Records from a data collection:
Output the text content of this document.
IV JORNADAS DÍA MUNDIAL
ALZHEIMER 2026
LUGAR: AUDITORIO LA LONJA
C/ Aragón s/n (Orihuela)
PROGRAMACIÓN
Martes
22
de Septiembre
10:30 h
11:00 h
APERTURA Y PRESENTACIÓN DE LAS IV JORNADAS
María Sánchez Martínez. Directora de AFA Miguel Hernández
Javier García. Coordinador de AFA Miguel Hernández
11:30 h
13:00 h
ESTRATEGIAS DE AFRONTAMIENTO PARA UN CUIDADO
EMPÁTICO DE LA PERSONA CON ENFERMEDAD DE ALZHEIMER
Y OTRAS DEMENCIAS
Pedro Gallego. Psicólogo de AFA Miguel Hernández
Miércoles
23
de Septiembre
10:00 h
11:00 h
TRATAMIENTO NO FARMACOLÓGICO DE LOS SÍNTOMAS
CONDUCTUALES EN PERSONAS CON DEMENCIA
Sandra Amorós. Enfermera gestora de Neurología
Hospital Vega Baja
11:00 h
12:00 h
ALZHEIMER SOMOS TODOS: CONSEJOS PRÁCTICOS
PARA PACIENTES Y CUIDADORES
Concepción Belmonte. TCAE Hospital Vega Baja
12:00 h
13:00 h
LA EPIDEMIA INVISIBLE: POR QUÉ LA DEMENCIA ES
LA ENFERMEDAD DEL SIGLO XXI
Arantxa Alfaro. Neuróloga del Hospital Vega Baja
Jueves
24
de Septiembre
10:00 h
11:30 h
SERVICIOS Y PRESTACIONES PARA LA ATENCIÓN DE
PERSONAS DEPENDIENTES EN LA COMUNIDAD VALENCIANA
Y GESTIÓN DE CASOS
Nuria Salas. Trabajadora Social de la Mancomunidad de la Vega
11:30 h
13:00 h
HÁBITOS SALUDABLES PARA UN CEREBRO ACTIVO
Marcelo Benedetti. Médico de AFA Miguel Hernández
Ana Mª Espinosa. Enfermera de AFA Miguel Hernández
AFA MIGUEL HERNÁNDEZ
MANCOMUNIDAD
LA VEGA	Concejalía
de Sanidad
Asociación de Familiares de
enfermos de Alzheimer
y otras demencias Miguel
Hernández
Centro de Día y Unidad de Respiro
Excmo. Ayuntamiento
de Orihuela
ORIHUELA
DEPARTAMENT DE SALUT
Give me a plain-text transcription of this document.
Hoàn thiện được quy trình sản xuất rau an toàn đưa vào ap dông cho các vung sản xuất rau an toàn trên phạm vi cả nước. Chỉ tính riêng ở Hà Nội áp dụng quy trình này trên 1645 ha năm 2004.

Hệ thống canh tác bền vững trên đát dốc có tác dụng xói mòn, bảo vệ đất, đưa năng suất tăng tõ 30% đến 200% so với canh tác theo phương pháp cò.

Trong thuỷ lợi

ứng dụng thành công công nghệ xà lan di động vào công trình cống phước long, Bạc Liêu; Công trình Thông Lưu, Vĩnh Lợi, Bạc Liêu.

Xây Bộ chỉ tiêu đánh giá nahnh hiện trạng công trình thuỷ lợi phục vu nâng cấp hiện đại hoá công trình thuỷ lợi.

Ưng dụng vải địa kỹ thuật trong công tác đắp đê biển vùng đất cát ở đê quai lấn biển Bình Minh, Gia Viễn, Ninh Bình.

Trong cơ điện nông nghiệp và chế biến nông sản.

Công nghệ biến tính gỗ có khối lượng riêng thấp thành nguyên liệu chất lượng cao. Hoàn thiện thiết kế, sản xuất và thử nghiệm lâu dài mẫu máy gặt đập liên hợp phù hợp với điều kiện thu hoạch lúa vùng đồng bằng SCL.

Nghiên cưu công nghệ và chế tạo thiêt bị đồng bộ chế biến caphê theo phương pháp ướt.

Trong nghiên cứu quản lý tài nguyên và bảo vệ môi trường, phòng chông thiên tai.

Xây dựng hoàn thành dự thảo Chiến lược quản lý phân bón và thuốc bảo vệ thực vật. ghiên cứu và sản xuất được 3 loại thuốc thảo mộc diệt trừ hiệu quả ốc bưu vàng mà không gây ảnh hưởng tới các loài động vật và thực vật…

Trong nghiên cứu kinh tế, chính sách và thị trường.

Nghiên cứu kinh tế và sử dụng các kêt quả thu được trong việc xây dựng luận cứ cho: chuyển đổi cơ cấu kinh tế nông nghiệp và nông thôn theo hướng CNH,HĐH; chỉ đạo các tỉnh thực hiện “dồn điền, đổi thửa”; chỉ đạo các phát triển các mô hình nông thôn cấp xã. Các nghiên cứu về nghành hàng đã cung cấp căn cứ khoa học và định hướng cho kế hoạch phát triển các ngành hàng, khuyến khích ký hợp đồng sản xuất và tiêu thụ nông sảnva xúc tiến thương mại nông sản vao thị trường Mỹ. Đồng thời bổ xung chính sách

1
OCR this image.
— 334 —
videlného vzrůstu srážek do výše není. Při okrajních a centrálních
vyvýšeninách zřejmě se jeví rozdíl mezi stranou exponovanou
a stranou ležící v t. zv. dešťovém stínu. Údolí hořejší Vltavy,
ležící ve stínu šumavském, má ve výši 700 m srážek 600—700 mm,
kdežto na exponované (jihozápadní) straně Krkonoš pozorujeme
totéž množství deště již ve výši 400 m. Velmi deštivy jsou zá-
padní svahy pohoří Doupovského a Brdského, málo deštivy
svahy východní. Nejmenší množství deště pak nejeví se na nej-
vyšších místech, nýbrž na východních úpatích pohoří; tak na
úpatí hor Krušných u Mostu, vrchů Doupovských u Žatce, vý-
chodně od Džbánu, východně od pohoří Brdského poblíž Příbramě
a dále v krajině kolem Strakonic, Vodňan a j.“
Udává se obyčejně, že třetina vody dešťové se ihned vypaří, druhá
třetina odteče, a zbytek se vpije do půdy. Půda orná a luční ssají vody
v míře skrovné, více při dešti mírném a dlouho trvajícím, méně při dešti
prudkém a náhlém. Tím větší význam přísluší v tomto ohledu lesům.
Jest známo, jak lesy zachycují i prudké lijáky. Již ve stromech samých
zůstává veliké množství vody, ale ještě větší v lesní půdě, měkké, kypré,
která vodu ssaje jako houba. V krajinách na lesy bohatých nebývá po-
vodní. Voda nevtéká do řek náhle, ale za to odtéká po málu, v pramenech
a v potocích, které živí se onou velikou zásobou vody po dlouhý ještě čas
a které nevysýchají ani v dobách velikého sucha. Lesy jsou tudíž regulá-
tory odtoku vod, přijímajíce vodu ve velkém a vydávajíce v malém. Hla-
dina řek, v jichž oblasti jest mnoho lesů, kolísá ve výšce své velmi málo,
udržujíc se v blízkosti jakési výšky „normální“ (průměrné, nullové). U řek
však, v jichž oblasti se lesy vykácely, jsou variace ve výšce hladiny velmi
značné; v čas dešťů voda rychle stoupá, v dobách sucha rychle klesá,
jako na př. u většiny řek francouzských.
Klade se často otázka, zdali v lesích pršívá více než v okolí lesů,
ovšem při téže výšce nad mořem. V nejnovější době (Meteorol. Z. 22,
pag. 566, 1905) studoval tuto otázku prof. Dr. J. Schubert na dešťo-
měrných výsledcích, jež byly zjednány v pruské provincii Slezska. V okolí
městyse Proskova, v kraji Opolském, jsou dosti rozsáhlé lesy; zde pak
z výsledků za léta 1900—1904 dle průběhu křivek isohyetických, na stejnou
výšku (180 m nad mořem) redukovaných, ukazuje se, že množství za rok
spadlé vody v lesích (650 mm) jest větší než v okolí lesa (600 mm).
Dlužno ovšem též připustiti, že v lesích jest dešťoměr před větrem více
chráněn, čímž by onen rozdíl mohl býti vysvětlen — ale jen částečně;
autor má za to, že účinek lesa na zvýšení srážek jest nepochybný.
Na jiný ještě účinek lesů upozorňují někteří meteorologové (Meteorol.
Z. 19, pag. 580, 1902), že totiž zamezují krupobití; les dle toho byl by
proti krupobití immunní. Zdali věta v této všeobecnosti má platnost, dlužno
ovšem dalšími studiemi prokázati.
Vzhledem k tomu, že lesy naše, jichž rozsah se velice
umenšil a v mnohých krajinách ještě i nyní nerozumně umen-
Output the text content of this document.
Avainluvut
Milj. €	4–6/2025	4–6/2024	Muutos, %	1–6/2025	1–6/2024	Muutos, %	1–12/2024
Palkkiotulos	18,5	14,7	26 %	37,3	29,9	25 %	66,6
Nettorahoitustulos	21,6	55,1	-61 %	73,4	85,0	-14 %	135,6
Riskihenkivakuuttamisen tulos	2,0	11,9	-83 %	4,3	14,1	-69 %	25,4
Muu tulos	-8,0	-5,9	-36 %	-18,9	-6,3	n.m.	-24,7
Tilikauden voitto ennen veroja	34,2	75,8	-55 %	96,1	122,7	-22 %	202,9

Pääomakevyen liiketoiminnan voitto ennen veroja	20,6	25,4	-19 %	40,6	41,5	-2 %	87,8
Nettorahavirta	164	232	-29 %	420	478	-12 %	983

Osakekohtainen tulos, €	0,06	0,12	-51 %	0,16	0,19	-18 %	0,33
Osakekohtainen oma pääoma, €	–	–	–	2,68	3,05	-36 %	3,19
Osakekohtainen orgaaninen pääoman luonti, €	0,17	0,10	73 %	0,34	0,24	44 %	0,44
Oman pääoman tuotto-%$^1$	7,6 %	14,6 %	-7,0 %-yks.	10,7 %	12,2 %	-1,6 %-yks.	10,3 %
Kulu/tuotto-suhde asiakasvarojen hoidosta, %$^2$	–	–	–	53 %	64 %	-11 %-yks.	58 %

• Aim
Copy all lines above containing the string "oblasti".

• Answer
dina řek, v jichž oblasti jest mnoho lesů, kolísá ve výšce své velmi málo,
však, v jichž oblasti se lesy vykácely, jsou variace ve výšce hladiny velmi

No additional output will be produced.